Render every line of the listing below as one string in a JSON list, and leave out any blank lines.

▼

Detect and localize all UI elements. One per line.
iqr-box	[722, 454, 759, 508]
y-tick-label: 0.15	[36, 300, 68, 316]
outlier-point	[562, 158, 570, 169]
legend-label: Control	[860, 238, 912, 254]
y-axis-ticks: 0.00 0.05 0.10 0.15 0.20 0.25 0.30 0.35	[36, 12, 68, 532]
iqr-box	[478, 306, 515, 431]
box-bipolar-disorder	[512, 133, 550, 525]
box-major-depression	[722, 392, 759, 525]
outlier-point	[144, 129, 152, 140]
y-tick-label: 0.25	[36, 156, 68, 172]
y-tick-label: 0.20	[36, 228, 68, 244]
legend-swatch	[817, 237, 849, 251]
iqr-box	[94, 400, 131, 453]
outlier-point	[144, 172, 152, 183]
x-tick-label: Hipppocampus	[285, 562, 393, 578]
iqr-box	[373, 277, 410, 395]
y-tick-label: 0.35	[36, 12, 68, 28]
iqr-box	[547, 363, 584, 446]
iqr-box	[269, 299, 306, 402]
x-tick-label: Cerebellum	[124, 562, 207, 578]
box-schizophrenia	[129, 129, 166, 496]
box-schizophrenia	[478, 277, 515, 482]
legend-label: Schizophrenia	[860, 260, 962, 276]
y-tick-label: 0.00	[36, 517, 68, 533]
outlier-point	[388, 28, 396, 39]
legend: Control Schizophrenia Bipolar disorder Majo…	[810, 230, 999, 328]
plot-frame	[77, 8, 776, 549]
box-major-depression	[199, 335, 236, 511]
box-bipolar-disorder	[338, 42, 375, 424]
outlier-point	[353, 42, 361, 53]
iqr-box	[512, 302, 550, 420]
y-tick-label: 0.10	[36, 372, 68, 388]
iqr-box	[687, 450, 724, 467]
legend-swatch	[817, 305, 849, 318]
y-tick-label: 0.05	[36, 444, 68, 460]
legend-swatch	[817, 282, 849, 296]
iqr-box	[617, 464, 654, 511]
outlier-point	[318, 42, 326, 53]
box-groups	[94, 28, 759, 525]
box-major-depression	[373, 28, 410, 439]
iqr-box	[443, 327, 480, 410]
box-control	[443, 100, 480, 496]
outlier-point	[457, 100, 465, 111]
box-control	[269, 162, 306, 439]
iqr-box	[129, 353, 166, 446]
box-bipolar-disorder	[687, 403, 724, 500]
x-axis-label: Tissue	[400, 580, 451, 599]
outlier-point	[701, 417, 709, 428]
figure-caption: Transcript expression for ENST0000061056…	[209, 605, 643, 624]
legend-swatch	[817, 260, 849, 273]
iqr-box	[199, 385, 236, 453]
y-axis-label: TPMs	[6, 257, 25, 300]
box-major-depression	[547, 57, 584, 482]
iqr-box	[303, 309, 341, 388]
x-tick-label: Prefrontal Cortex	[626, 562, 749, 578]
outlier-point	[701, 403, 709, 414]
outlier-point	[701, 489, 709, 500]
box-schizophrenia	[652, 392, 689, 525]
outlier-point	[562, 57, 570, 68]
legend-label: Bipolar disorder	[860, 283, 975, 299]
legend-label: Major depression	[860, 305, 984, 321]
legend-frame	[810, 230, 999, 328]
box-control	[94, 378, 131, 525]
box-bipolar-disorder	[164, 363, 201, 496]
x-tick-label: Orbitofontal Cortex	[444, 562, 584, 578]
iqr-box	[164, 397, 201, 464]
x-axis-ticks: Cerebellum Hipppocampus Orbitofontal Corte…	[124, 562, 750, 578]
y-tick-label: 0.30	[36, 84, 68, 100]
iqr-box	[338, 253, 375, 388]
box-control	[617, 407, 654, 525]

▲

PROBLEM SOLUTION —
[
  "Detect and localize all UI elements. One per line.",
  "iqr-box\t[722, 454, 759, 508]",
  "y-tick-label: 0.15\t[36, 300, 68, 316]",
  "outlier-point\t[562, 158, 570, 169]",
  "legend-label: Control\t[860, 238, 912, 254]",
  "y-axis-ticks: 0.00 0.05 0.10 0.15 0.20 0.25 0.30 0.35\t[36, 12, 68, 532]",
  "iqr-box\t[478, 306, 515, 431]",
  "box-bipolar-disorder\t[512, 133, 550, 525]",
  "box-major-depression\t[722, 392, 759, 525]",
  "outlier-point\t[144, 129, 152, 140]",
  "y-tick-label: 0.25\t[36, 156, 68, 172]",
  "y-tick-label: 0.20\t[36, 228, 68, 244]",
  "legend-swatch\t[817, 237, 849, 251]",
  "iqr-box\t[94, 400, 131, 453]",
  "outlier-point\t[144, 172, 152, 183]",
  "x-tick-label: Hipppocampus\t[285, 562, 393, 578]",
  "iqr-box\t[373, 277, 410, 395]",
  "y-tick-label: 0.35\t[36, 12, 68, 28]",
  "iqr-box\t[547, 363, 584, 446]",
  "iqr-box\t[269, 299, 306, 402]",
  "x-tick-label: Cerebellum\t[124, 562, 207, 578]",
  "box-schizophrenia\t[129, 129, 166, 496]",
  "box-schizophrenia\t[478, 277, 515, 482]",
  "legend-label: Schizophrenia\t[860, 260, 962, 276]",
  "y-tick-label: 0.00\t[36, 517, 68, 533]",
  "outlier-point\t[388, 28, 396, 39]",
  "legend: Control Schizophrenia Bipolar disorder Majo…\t[810, 230, 999, 328]",
  "plot-frame\t[77, 8, 776, 549]",
  "box-major-depression\t[199, 335, 236, 511]",
  "box-bipolar-disorder\t[338, 42, 375, 424]",
  "outlier-point\t[353, 42, 361, 53]",
  "iqr-box\t[512, 302, 550, 420]",
  "y-tick-label: 0.10\t[36, 372, 68, 388]",
  "iqr-box\t[687, 450, 724, 467]",
  "legend-swatch\t[817, 305, 849, 318]",
  "y-tick-label: 0.05\t[36, 444, 68, 460]",
  "legend-swatch\t[817, 282, 849, 296]",
  "iqr-box\t[617, 464, 654, 511]",
  "outlier-point\t[318, 42, 326, 53]",
  "box-groups\t[94, 28, 759, 525]",
  "box-major-depression\t[373, 28, 410, 439]",
  "iqr-box\t[443, 327, 480, 410]",
  "box-control\t[443, 100, 480, 496]",
  "outlier-point\t[457, 100, 465, 111]",
  "box-control\t[269, 162, 306, 439]",
  "iqr-box\t[129, 353, 166, 446]",
  "box-bipolar-disorder\t[687, 403, 724, 500]",
  "x-axis-label: Tissue\t[400, 580, 451, 599]",
  "outlier-point\t[701, 417, 709, 428]",
  "figure-caption: Transcript expression for ENST0000061056…\t[209, 605, 643, 624]",
  "legend-swatch\t[817, 260, 849, 273]",
  "iqr-box\t[199, 385, 236, 453]",
  "y-axis-label: TPMs\t[6, 257, 25, 300]",
  "box-major-depression\t[547, 57, 584, 482]",
  "iqr-box\t[303, 309, 341, 388]",
  "x-tick-label: Prefrontal Cortex\t[626, 562, 749, 578]",
  "outlier-point\t[701, 403, 709, 414]",
  "outlier-point\t[701, 489, 709, 500]",
  "box-schizophrenia\t[652, 392, 689, 525]",
  "outlier-point\t[562, 57, 570, 68]",
  "legend-label: Bipolar disorder\t[860, 283, 975, 299]",
  "legend-label: Major depression\t[860, 305, 984, 321]",
  "legend-frame\t[810, 230, 999, 328]",
  "box-control\t[94, 378, 131, 525]",
  "box-bipolar-disorder\t[164, 363, 201, 496]",
  "x-tick-label: Orbitofontal Cortex\t[444, 562, 584, 578]",
  "iqr-box\t[164, 397, 201, 464]",
  "x-axis-ticks: Cerebellum Hipppocampus Orbitofontal Corte…\t[124, 562, 750, 578]",
  "y-tick-label: 0.30\t[36, 84, 68, 100]",
  "iqr-box\t[338, 253, 375, 388]",
  "box-control\t[617, 407, 654, 525]"
]